=== Working data ===

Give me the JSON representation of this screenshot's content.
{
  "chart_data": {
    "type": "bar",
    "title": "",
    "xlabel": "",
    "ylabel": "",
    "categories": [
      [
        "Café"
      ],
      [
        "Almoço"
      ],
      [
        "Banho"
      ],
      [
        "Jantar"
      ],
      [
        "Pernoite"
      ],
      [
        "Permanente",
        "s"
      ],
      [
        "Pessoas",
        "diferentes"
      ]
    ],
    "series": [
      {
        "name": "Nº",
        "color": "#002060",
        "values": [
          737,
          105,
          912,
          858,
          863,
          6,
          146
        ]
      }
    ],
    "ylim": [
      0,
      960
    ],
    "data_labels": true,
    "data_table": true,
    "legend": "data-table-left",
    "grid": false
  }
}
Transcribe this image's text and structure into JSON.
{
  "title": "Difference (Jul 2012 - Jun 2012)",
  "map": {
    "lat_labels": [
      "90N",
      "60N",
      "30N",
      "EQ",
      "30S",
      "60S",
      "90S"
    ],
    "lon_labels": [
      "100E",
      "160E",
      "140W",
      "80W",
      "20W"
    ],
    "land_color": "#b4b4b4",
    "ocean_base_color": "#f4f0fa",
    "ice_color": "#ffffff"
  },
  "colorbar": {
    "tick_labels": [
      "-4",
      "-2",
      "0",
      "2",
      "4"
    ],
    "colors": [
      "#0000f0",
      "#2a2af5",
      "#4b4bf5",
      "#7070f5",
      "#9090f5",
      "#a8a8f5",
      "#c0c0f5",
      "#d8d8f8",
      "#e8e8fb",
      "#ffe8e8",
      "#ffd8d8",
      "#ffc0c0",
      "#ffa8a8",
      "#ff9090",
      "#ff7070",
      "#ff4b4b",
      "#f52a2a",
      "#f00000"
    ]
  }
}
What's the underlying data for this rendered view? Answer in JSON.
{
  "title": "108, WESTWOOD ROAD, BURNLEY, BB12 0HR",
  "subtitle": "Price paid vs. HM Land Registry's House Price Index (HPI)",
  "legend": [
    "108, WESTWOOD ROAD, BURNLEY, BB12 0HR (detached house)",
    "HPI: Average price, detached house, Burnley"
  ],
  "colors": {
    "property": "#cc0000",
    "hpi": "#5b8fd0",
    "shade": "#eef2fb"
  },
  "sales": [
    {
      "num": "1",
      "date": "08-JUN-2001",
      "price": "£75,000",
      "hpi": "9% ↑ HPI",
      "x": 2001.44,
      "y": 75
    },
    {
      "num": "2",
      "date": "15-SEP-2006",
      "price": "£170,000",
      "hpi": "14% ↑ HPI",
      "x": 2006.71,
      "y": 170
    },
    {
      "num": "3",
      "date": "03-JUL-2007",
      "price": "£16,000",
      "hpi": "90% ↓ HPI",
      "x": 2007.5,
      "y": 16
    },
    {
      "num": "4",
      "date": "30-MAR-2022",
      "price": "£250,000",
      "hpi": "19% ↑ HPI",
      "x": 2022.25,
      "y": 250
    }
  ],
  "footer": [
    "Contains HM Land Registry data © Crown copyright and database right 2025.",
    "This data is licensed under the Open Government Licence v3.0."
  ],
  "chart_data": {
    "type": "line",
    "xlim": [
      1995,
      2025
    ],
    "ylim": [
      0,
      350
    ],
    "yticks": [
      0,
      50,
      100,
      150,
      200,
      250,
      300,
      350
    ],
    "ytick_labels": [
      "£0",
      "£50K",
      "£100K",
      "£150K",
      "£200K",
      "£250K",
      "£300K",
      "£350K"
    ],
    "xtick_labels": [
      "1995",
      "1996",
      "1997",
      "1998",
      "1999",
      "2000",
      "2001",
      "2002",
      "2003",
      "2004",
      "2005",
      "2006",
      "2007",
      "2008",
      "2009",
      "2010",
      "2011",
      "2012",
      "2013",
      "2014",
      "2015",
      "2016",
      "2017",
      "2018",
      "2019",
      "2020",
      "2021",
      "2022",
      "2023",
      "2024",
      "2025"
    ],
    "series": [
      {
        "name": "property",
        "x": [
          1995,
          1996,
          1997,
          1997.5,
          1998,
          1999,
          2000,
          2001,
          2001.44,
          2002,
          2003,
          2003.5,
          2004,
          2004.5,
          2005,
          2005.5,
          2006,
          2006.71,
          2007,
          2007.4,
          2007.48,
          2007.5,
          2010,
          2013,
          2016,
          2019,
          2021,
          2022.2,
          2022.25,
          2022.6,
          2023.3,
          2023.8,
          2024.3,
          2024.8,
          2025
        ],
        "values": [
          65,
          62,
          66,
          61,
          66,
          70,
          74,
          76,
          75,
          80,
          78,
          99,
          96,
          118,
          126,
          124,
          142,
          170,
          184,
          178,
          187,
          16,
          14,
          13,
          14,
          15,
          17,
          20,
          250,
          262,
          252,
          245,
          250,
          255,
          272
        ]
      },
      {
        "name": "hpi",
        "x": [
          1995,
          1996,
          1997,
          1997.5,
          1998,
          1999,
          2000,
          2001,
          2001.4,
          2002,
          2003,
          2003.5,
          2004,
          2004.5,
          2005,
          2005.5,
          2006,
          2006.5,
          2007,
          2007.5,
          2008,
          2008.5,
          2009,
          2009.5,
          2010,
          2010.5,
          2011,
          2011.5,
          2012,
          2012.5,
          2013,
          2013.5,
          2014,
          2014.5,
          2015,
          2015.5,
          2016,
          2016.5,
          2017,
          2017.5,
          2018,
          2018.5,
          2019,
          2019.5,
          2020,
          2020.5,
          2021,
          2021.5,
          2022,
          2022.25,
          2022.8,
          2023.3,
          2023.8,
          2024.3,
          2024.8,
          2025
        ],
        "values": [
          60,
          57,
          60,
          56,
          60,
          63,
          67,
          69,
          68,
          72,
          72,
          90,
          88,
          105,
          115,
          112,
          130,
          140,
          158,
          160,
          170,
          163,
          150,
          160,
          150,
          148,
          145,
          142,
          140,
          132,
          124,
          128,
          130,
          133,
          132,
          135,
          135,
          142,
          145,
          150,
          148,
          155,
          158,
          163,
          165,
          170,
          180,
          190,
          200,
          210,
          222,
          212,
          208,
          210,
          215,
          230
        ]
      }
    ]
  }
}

===

Challenge: Copy all the records above exactly, missing none.

Full response:
Give me the JSON representation of this screenshot's content.
{
  "chart_data": {
    "type": "bar",
    "title": "",
    "xlabel": "",
    "ylabel": "",
    "categories": [
      [
        "Café"
      ],
      [
        "Almoço"
      ],
      [
        "Banho"
      ],
      [
        "Jantar"
      ],
      [
        "Pernoite"
      ],
      [
        "Permanente",
        "s"
      ],
      [
        "Pessoas",
        "diferentes"
      ]
    ],
    "series": [
      {
        "name": "Nº",
        "color": "#002060",
        "values": [
          737,
          105,
          912,
          858,
          863,
          6,
          146
        ]
      }
    ],
    "ylim": [
      0,
      960
    ],
    "data_labels": true,
    "data_table": true,
    "legend": "data-table-left",
    "grid": false
  }
}
Transcribe this image's text and structure into JSON.
{
  "title": "Difference (Jul 2012 - Jun 2012)",
  "map": {
    "lat_labels": [
      "90N",
      "60N",
      "30N",
      "EQ",
      "30S",
      "60S",
      "90S"
    ],
    "lon_labels": [
      "100E",
      "160E",
      "140W",
      "80W",
      "20W"
    ],
    "land_color": "#b4b4b4",
    "ocean_base_color": "#f4f0fa",
    "ice_color": "#ffffff"
  },
  "colorbar": {
    "tick_labels": [
      "-4",
      "-2",
      "0",
      "2",
      "4"
    ],
    "colors": [
      "#0000f0",
      "#2a2af5",
      "#4b4bf5",
      "#7070f5",
      "#9090f5",
      "#a8a8f5",
      "#c0c0f5",
      "#d8d8f8",
      "#e8e8fb",
      "#ffe8e8",
      "#ffd8d8",
      "#ffc0c0",
      "#ffa8a8",
      "#ff9090",
      "#ff7070",
      "#ff4b4b",
      "#f52a2a",
      "#f00000"
    ]
  }
}
What's the underlying data for this rendered view? Answer in JSON.
{
  "title": "108, WESTWOOD ROAD, BURNLEY, BB12 0HR",
  "subtitle": "Price paid vs. HM Land Registry's House Price Index (HPI)",
  "legend": [
    "108, WESTWOOD ROAD, BURNLEY, BB12 0HR (detached house)",
    "HPI: Average price, detached house, Burnley"
  ],
  "colors": {
    "property": "#cc0000",
    "hpi": "#5b8fd0",
    "shade": "#eef2fb"
  },
  "sales": [
    {
      "num": "1",
      "date": "08-JUN-2001",
      "price": "£75,000",
      "hpi": "9% ↑ HPI",
      "x": 2001.44,
      "y": 75
    },
    {
      "num": "2",
      "date": "15-SEP-2006",
      "price": "£170,000",
      "hpi": "14% ↑ HPI",
      "x": 2006.71,
      "y": 170
    },
    {
      "num": "3",
      "date": "03-JUL-2007",
      "price": "£16,000",
      "hpi": "90% ↓ HPI",
      "x": 2007.5,
      "y": 16
    },
    {
      "num": "4",
      "date": "30-MAR-2022",
      "price": "£250,000",
      "hpi": "19% ↑ HPI",
      "x": 2022.25,
      "y": 250
    }
  ],
  "footer": [
    "Contains HM Land Registry data © Crown copyright and database right 2025.",
    "This data is licensed under the Open Government Licence v3.0."
  ],
  "chart_data": {
    "type": "line",
    "xlim": [
      1995,
      2025
    ],
    "ylim": [
      0,
      350
    ],
    "yticks": [
      0,
      50,
      100,
      150,
      200,
      250,
      300,
      350
    ],
    "ytick_labels": [
      "£0",
      "£50K",
      "£100K",
      "£150K",
      "£200K",
      "£250K",
      "£300K",
      "£350K"
    ],
    "xtick_labels": [
      "1995",
      "1996",
      "1997",
      "1998",
      "1999",
      "2000",
      "2001",
      "2002",
      "2003",
      "2004",
      "2005",
      "2006",
      "2007",
      "2008",
      "2009",
      "2010",
      "2011",
      "2012",
      "2013",
      "2014",
      "2015",
      "2016",
      "2017",
      "2018",
      "2019",
      "2020",
      "2021",
      "2022",
      "2023",
      "2024",
      "2025"
    ],
    "series": [
      {
        "name": "property",
        "x": [
          1995,
          1996,
          1997,
          1997.5,
          1998,
          1999,
          2000,
          2001,
          2001.44,
          2002,
          2003,
          2003.5,
          2004,
          2004.5,
          2005,
          2005.5,
          2006,
          2006.71,
          2007,
          2007.4,
          2007.48,
          2007.5,
          2010,
          2013,
          2016,
          2019,
          2021,
          2022.2,
          2022.25,
          2022.6,
          2023.3,
          2023.8,
          2024.3,
          2024.8,
          2025
        ],
        "values": [
          65,
          62,
          66,
          61,
          66,
          70,
          74,
          76,
          75,
          80,
          78,
          99,
          96,
          118,
          126,
          124,
          142,
          170,
          184,
          178,
          187,
          16,
          14,
          13,
          14,
          15,
          17,
          20,
          250,
          262,
          252,
          245,
          250,
          255,
          272
        ]
      },
      {
        "name": "hpi",
        "x": [
          1995,
          1996,
          1997,
          1997.5,
          1998,
          1999,
          2000,
          2001,
          2001.4,
          2002,
          2003,
          2003.5,
          2004,
          2004.5,
          2005,
          2005.5,
          2006,
          2006.5,
          2007,
          2007.5,
          2008,
          2008.5,
          2009,
          2009.5,
          2010,
          2010.5,
          2011,
          2011.5,
          2012,
          2012.5,
          2013,
          2013.5,
          2014,
          2014.5,
          2015,
          2015.5,
          2016,
          2016.5,
          2017,
          2017.5,
          2018,
          2018.5,
          2019,
          2019.5,
          2020,
          2020.5,
          2021,
          2021.5,
          2022,
          2022.25,
          2022.8,
          2023.3,
          2023.8,
          2024.3,
          2024.8,
          2025
        ],
        "values": [
          60,
          57,
          60,
          56,
          60,
          63,
          67,
          69,
          68,
          72,
          72,
          90,
          88,
          105,
          115,
          112,
          130,
          140,
          158,
          160,
          170,
          163,
          150,
          160,
          150,
          148,
          145,
          142,
          140,
          132,
          124,
          128,
          130,
          133,
          132,
          135,
          135,
          142,
          145,
          150,
          148,
          155,
          158,
          163,
          165,
          170,
          180,
          190,
          200,
          210,
          222,
          212,
          208,
          210,
          215,
          230
        ]
      }
    ]
  }
}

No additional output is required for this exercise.